*Task to carry out:* Return the lines below that carry the word "labels".

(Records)
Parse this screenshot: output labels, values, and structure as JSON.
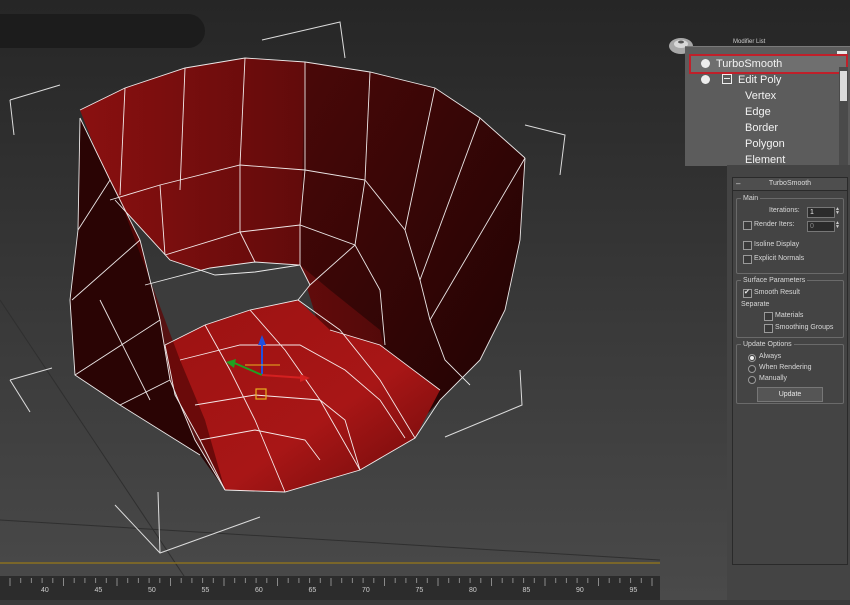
{
  "viewport": {
    "background_top": "#2b2b2b",
    "background_bottom": "#474747",
    "mesh_color": "#a01414",
    "mesh_dark": "#2a0505",
    "edge_color": "#ffffff",
    "gizmo": {
      "x_color": "#d42020",
      "y_color": "#20a020",
      "z_color": "#2050e0",
      "pivot_color": "#e8b020"
    }
  },
  "modifier_stack": {
    "header_label": "Modifier List",
    "items": [
      {
        "label": "TurboSmooth",
        "selected": true,
        "icon": "lightbulb-icon"
      },
      {
        "label": "Edit Poly",
        "selected": false,
        "icon": "lightbulb-icon",
        "expand": "collapse-box-icon"
      }
    ],
    "sub_objects": [
      "Vertex",
      "Edge",
      "Border",
      "Polygon",
      "Element"
    ],
    "accent_color": "#c0202a"
  },
  "turbosmooth": {
    "rollout_title": "TurboSmooth",
    "collapse_glyph": "–",
    "main": {
      "title": "Main",
      "iterations_label": "Iterations:",
      "iterations_value": "1",
      "render_iters_label": "Render Iters:",
      "render_iters_value": "0",
      "render_iters_checked": false,
      "isoline_label": "Isoline Display",
      "isoline_checked": false,
      "explicit_normals_label": "Explicit Normals",
      "explicit_normals_checked": false
    },
    "surface": {
      "title": "Surface Parameters",
      "smooth_result_label": "Smooth Result",
      "smooth_result_checked": true,
      "separate_label": "Separate",
      "materials_label": "Materials",
      "materials_checked": false,
      "smoothing_groups_label": "Smoothing Groups",
      "smoothing_groups_checked": false
    },
    "update": {
      "title": "Update Options",
      "options": [
        "Always",
        "When Rendering",
        "Manually"
      ],
      "selected": "Always",
      "button_label": "Update"
    }
  },
  "timeline_ruler": {
    "labels": [
      "40",
      "45",
      "50",
      "55",
      "60",
      "65",
      "70",
      "75",
      "80",
      "85",
      "90",
      "95"
    ]
  }
}
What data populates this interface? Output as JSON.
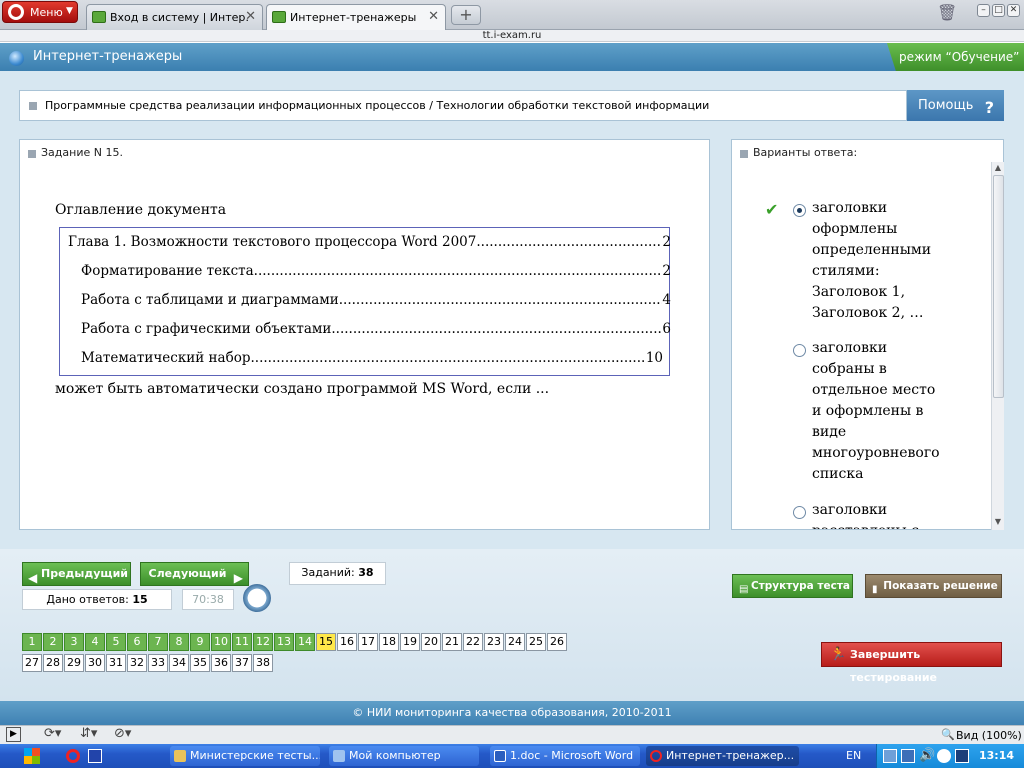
{
  "browser": {
    "menu_label": "Меню",
    "tabs": [
      {
        "label": "Вход в систему | Интер…"
      },
      {
        "label": "Интернет-тренажеры"
      }
    ],
    "url": "tt.i-exam.ru"
  },
  "site": {
    "title": "Интернет-тренажеры",
    "mode": "режим “Обучение”"
  },
  "breadcrumb": "Программные средства реализации информационных процессов / Технологии обработки текстовой информации",
  "help_label": "Помощь",
  "task": {
    "header": "Задание N 15.",
    "question_title": "Оглавление документа",
    "toc": [
      {
        "title": "Глава 1. Возможности текстового процессора Word 2007",
        "page": "2"
      },
      {
        "title": "Форматирование текста",
        "page": "2"
      },
      {
        "title": "Работа с таблицами и диаграммами",
        "page": "4"
      },
      {
        "title": "Работа с графическими объектами",
        "page": "6"
      },
      {
        "title": "Математический набор",
        "page": "10"
      }
    ],
    "question_text": "может быть автоматически создано программой MS Word, если ..."
  },
  "answers": {
    "header": "Варианты ответа:",
    "options": [
      {
        "lines": [
          "заголовки",
          "оформлены",
          "определенными",
          "стилями:",
          "Заголовок 1,",
          "Заголовок 2, …"
        ],
        "selected": true
      },
      {
        "lines": [
          "заголовки",
          "собраны в",
          "отдельное место",
          "и оформлены в",
          "виде",
          "многоуровневого",
          "списка"
        ],
        "selected": false
      },
      {
        "lines": [
          "заголовки",
          "расставлены с"
        ],
        "selected": false
      }
    ]
  },
  "controls": {
    "prev": "Предыдущий",
    "next": "Следующий",
    "tasks_label": "Заданий:",
    "tasks_count": "38",
    "answered_label": "Дано ответов:",
    "answered_count": "15",
    "timer": "70:38",
    "structure": "Структура теста",
    "solution": "Показать решение",
    "finish": "Завершить тестирование",
    "current": 15,
    "answered_upto": 14,
    "total": 38
  },
  "copyright": "© НИИ мониторинга качества образования, 2010-2011",
  "statusbar": {
    "zoom": "Вид (100%)"
  },
  "taskbar": {
    "items": [
      "Министерские тесты...",
      "Мой компьютер",
      "1.doc - Microsoft Word",
      "Интернет-тренажер..."
    ],
    "lang": "EN",
    "time": "13:14"
  },
  "colors": {
    "green": "#3c8f2a",
    "blue": "#3b7fb0",
    "current": "#ffe84a"
  }
}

*In response:*
Parse this screenshot: output labels, values, and structure as JSON.
    "labels": [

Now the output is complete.